◆ Exercise description
List all the lines in these records that hold "اطلاعات".

[Records contained in a dataset]
===============

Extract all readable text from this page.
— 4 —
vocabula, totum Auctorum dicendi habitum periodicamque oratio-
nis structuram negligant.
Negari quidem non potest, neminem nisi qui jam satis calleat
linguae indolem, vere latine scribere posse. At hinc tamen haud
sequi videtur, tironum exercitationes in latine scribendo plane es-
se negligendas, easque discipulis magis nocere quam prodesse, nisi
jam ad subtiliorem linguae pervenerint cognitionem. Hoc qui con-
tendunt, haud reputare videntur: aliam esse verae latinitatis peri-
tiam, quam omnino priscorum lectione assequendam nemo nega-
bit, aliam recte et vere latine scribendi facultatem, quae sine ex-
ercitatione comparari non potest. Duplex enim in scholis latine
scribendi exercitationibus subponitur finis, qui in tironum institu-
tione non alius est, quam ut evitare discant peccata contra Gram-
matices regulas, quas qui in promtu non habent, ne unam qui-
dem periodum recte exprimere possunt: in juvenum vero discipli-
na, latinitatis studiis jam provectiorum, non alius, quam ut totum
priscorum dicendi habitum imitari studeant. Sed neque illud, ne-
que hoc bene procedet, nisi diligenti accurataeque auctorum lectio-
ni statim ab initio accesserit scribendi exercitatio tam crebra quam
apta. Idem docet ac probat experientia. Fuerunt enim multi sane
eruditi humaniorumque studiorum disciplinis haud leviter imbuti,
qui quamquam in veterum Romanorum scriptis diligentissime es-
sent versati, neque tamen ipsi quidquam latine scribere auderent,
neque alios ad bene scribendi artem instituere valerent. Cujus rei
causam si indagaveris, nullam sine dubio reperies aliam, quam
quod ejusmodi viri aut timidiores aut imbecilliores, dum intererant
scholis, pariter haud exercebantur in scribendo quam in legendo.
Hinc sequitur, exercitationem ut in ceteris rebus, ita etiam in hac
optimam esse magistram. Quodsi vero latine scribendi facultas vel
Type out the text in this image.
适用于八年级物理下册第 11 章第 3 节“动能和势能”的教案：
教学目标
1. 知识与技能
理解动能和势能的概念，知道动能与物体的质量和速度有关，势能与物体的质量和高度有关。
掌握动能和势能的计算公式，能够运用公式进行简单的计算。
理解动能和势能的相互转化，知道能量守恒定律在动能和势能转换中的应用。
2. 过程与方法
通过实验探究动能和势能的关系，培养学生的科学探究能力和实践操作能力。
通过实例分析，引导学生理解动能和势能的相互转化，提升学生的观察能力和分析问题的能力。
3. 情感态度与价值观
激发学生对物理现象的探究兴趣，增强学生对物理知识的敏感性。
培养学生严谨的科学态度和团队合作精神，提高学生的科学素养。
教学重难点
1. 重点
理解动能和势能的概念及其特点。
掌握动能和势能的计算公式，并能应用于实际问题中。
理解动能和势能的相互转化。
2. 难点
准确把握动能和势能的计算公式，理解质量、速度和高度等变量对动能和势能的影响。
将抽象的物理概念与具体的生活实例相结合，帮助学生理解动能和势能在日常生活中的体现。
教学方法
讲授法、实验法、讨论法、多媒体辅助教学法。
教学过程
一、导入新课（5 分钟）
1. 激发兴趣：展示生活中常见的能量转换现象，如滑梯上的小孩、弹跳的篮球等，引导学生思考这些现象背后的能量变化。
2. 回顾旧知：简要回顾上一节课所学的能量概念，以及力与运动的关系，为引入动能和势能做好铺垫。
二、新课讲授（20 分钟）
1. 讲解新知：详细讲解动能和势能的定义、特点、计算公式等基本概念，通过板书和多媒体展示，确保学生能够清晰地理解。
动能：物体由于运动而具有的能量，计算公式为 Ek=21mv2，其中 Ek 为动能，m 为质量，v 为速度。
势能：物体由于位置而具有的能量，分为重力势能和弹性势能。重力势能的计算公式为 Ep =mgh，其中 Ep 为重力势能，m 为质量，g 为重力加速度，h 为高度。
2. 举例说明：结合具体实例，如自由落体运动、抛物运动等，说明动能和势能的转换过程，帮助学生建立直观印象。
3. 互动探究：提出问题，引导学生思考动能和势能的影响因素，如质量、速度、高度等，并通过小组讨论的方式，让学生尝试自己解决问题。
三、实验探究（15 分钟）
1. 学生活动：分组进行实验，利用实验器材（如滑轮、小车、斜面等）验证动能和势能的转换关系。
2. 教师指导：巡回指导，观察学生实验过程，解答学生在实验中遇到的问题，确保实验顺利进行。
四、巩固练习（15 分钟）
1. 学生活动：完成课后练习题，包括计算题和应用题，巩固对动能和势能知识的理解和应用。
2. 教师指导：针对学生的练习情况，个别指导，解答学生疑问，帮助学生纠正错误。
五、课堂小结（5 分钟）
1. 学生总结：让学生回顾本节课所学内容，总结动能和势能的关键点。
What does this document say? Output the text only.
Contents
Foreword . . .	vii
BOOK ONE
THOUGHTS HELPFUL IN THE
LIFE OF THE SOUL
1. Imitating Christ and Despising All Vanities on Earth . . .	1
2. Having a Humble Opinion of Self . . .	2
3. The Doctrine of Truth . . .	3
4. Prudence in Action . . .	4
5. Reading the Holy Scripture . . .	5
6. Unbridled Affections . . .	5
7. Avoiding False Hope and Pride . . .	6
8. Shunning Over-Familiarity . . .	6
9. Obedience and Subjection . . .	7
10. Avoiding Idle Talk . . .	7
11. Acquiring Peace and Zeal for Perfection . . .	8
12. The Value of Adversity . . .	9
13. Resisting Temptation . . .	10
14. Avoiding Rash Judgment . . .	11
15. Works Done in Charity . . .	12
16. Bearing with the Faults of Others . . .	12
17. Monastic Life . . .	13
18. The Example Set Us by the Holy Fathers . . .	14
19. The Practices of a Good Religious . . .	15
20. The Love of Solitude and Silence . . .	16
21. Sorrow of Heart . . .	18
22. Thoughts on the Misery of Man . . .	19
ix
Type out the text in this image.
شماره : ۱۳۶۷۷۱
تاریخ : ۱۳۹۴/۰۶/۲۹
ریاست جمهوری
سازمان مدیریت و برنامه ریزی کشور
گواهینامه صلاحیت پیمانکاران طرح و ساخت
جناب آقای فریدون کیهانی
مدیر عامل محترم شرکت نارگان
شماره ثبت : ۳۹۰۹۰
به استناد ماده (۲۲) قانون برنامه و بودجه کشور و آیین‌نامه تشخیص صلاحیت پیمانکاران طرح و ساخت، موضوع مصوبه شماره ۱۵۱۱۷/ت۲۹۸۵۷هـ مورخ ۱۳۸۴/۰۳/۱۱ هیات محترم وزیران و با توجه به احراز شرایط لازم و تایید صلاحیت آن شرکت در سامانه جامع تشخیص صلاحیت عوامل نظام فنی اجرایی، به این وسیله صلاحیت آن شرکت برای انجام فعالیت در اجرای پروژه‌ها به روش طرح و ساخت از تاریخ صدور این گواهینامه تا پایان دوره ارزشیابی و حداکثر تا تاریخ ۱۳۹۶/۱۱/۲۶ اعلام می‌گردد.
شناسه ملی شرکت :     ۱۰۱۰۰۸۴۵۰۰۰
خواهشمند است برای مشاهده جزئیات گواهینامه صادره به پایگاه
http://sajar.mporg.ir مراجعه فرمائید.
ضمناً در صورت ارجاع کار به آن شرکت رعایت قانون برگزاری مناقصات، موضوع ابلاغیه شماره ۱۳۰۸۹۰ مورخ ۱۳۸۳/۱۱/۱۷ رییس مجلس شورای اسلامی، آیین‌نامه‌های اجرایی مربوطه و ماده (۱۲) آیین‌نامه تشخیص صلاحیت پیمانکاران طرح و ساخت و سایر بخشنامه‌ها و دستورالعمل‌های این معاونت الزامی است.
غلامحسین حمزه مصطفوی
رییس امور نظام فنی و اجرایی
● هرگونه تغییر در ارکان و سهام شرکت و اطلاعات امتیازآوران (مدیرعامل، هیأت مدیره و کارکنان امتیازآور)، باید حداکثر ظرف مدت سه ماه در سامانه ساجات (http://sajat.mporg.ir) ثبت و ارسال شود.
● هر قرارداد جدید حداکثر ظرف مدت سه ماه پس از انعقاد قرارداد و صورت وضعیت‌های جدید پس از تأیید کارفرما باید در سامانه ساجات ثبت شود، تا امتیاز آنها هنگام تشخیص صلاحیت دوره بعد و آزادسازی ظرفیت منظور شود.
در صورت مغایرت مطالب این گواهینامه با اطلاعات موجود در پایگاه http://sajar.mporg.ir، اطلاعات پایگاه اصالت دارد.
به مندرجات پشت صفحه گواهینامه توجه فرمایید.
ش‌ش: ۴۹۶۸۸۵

===============

◆ Exercise answer
● هرگونه تغییر در ارکان و سهام شرکت و اطلاعات امتیازآوران (مدیرعامل، هیأت مدیره و کارکنان امتیازآور)، باید حداکثر ظرف مدت سه ماه در سامانه ساجات (http://sajat.mporg.ir) ثبت و ارسال شود.
در صورت مغایرت مطالب این گواهینامه با اطلاعات موجود در پایگاه http://sajar.mporg.ir، اطلاعات پایگاه اصالت دارد.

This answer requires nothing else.